Goal: Scan the data below and pick out the lines containing the word "name".

Source material:
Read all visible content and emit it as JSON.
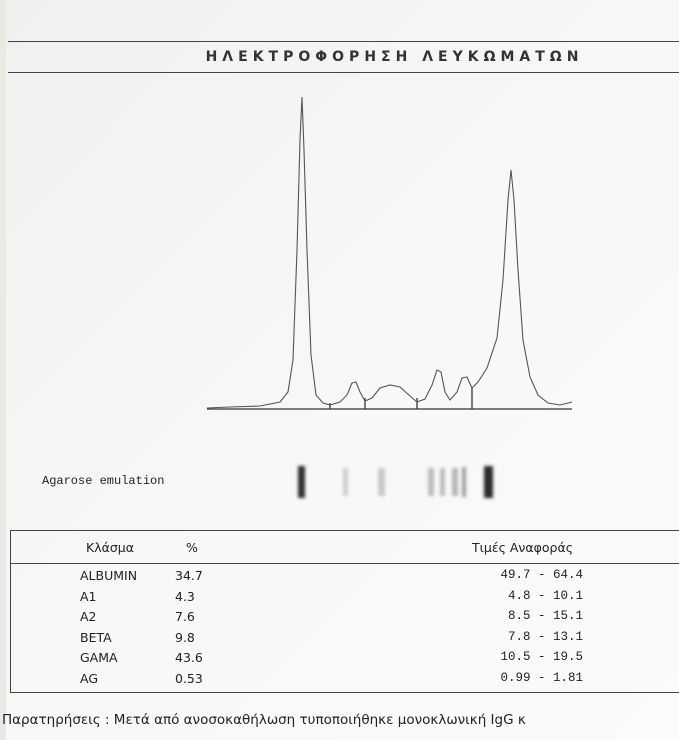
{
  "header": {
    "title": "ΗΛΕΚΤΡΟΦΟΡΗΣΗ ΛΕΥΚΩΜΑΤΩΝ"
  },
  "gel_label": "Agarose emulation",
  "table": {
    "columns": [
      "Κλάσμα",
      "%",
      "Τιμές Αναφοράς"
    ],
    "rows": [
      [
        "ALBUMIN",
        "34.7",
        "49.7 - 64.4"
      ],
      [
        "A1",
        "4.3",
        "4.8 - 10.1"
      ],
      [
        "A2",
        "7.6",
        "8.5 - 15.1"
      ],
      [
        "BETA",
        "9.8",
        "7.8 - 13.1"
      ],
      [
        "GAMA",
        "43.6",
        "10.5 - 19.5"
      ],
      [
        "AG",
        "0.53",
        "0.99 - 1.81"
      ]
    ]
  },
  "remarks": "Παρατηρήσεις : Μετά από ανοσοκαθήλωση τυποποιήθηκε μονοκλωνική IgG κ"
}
---
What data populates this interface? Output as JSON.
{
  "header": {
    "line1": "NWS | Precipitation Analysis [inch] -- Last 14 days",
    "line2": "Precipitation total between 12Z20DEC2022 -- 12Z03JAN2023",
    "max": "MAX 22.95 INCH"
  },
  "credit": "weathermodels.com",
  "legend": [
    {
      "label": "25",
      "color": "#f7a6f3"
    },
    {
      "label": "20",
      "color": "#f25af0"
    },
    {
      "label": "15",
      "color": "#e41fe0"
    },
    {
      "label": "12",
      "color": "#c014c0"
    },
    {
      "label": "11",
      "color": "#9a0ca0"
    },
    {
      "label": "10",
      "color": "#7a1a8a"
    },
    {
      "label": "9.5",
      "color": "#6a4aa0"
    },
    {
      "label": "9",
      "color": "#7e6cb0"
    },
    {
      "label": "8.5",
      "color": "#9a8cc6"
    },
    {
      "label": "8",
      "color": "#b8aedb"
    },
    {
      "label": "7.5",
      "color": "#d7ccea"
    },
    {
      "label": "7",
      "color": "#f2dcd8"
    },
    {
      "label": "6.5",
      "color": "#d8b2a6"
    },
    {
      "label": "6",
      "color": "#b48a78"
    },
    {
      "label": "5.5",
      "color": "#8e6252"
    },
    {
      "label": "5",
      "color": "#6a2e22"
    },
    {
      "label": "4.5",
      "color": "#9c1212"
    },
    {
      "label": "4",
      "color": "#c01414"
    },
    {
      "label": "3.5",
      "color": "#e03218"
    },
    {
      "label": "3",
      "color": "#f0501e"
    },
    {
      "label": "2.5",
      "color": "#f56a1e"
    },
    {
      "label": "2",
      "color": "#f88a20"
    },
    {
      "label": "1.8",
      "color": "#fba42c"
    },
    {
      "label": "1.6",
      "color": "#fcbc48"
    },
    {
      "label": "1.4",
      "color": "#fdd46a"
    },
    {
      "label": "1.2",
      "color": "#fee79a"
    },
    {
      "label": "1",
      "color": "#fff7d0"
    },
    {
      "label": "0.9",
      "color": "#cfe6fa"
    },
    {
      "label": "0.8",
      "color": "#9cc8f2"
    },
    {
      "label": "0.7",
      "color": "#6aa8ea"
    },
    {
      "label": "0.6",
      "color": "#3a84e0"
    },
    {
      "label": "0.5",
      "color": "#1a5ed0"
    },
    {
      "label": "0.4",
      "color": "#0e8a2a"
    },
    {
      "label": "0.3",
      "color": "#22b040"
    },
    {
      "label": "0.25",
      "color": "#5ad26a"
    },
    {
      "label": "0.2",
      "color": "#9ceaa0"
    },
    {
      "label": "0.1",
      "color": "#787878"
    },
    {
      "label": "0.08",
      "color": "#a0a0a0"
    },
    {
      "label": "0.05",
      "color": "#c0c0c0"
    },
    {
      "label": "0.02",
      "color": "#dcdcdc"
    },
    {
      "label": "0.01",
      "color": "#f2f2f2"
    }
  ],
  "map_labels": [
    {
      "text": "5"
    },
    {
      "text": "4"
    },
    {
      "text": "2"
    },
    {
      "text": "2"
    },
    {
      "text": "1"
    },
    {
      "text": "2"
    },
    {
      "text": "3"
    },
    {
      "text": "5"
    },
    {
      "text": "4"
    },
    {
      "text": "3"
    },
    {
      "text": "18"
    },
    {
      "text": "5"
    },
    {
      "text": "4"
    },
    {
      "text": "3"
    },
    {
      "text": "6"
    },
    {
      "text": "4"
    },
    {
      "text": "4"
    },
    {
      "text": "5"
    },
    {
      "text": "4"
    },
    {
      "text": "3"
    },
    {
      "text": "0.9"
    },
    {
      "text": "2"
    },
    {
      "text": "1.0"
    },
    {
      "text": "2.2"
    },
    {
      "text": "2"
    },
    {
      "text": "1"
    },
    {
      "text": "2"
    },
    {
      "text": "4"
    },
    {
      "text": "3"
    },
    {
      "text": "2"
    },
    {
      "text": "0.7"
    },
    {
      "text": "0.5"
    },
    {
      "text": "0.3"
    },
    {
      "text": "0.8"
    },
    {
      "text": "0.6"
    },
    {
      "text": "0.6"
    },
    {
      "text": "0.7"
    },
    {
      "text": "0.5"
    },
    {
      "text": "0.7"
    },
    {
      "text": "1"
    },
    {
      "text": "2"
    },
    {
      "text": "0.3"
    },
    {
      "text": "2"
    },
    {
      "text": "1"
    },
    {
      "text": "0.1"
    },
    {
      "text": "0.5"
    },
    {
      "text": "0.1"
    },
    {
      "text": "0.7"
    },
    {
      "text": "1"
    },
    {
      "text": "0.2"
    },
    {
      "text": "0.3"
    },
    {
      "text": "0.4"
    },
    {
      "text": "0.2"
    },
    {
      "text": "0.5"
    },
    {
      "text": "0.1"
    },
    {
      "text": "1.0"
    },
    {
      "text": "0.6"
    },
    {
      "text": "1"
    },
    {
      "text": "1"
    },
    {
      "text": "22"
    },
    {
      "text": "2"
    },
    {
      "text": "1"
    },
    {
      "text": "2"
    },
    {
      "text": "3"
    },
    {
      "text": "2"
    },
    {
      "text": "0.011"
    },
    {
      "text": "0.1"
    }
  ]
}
==
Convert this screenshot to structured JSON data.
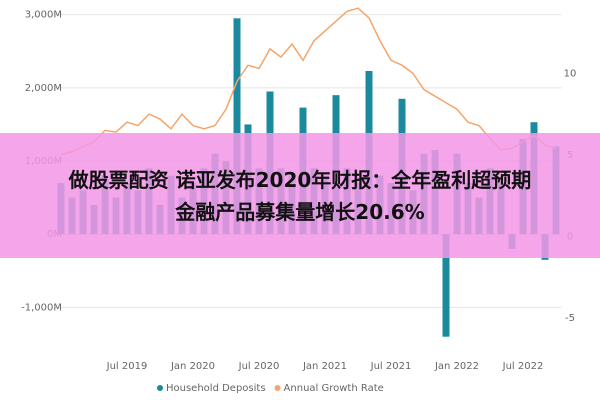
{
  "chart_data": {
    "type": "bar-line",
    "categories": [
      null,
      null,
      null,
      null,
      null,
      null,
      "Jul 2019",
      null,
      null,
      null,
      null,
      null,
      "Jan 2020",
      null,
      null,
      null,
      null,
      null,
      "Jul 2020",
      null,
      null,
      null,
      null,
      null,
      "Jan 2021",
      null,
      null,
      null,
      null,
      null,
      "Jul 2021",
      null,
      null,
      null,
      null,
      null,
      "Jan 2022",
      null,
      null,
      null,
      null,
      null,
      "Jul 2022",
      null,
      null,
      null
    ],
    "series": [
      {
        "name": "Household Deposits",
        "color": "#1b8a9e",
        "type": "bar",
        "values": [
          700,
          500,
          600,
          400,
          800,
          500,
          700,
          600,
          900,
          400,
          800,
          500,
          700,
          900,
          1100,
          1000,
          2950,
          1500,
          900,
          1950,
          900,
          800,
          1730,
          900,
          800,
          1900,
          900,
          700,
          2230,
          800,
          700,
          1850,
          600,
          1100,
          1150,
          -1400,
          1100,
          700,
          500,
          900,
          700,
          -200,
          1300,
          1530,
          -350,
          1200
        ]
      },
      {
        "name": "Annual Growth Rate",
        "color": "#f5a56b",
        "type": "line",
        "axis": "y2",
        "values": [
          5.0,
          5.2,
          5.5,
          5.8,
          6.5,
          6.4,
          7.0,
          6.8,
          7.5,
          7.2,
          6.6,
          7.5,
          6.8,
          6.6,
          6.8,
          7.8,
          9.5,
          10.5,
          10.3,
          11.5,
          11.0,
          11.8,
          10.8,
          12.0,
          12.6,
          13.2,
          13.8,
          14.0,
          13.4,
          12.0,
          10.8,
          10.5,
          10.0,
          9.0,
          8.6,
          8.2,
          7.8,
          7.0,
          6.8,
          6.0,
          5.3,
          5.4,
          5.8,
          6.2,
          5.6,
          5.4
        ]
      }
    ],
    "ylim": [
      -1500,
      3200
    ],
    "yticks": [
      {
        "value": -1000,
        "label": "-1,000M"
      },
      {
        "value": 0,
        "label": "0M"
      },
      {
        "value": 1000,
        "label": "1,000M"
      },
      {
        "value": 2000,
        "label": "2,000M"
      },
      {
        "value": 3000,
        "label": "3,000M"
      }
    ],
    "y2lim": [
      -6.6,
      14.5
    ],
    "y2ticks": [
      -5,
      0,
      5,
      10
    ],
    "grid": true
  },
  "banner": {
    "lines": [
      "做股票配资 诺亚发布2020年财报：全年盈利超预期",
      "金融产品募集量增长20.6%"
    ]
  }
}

Exercise response:
        "name": "Household Deposits",
        "name": "Annual Growth Rate",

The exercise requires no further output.